====== Given data ======

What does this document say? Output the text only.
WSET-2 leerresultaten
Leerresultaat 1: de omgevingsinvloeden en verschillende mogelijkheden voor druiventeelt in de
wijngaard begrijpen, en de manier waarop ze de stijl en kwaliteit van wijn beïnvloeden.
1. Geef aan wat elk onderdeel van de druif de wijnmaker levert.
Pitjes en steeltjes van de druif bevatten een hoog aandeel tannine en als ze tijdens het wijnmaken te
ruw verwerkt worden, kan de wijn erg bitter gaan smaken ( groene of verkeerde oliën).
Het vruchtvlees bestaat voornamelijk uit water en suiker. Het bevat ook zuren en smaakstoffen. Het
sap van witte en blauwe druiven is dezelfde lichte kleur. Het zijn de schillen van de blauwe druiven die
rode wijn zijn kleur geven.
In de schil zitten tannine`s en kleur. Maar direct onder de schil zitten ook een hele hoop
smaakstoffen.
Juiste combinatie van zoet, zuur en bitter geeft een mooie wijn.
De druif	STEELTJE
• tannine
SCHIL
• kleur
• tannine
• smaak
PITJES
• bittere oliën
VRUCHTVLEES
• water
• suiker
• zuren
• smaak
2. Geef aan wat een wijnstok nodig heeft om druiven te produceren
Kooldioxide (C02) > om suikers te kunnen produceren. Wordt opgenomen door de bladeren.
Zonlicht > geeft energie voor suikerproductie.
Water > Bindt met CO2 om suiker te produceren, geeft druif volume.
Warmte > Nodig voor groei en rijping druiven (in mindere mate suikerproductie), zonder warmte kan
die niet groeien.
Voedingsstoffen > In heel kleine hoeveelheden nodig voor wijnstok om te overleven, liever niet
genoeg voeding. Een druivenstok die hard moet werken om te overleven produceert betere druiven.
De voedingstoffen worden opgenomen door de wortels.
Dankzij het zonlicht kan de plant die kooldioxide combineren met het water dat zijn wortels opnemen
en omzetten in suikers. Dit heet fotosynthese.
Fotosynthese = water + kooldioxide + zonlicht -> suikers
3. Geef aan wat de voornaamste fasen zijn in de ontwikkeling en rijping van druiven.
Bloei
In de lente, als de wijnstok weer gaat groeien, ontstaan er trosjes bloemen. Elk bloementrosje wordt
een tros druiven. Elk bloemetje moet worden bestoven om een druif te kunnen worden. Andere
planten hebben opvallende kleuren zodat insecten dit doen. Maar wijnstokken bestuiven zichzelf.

======

Please set down the full listing above, word for word.

What does this document say? Output the text only.
WSET-2 leerresultaten
Leerresultaat 1: de omgevingsinvloeden en verschillende mogelijkheden voor druiventeelt in de
wijngaard begrijpen, en de manier waarop ze de stijl en kwaliteit van wijn beïnvloeden.
1. Geef aan wat elk onderdeel van de druif de wijnmaker levert.
Pitjes en steeltjes van de druif bevatten een hoog aandeel tannine en als ze tijdens het wijnmaken te
ruw verwerkt worden, kan de wijn erg bitter gaan smaken ( groene of verkeerde oliën).
Het vruchtvlees bestaat voornamelijk uit water en suiker. Het bevat ook zuren en smaakstoffen. Het
sap van witte en blauwe druiven is dezelfde lichte kleur. Het zijn de schillen van de blauwe druiven die
rode wijn zijn kleur geven.
In de schil zitten tannine`s en kleur. Maar direct onder de schil zitten ook een hele hoop
smaakstoffen.
Juiste combinatie van zoet, zuur en bitter geeft een mooie wijn.
De druif	STEELTJE
• tannine
SCHIL
• kleur
• tannine
• smaak
PITJES
• bittere oliën
VRUCHTVLEES
• water
• suiker
• zuren
• smaak
2. Geef aan wat een wijnstok nodig heeft om druiven te produceren
Kooldioxide (C02) > om suikers te kunnen produceren. Wordt opgenomen door de bladeren.
Zonlicht > geeft energie voor suikerproductie.
Water > Bindt met CO2 om suiker te produceren, geeft druif volume.
Warmte > Nodig voor groei en rijping druiven (in mindere mate suikerproductie), zonder warmte kan
die niet groeien.
Voedingsstoffen > In heel kleine hoeveelheden nodig voor wijnstok om te overleven, liever niet
genoeg voeding. Een druivenstok die hard moet werken om te overleven produceert betere druiven.
De voedingstoffen worden opgenomen door de wortels.
Dankzij het zonlicht kan de plant die kooldioxide combineren met het water dat zijn wortels opnemen
en omzetten in suikers. Dit heet fotosynthese.
Fotosynthese = water + kooldioxide + zonlicht -> suikers
3. Geef aan wat de voornaamste fasen zijn in de ontwikkeling en rijping van druiven.
Bloei
In de lente, als de wijnstok weer gaat groeien, ontstaan er trosjes bloemen. Elk bloementrosje wordt
een tros druiven. Elk bloemetje moet worden bestoven om een druif te kunnen worden. Andere
planten hebben opvallende kleuren zodat insecten dit doen. Maar wijnstokken bestuiven zichzelf.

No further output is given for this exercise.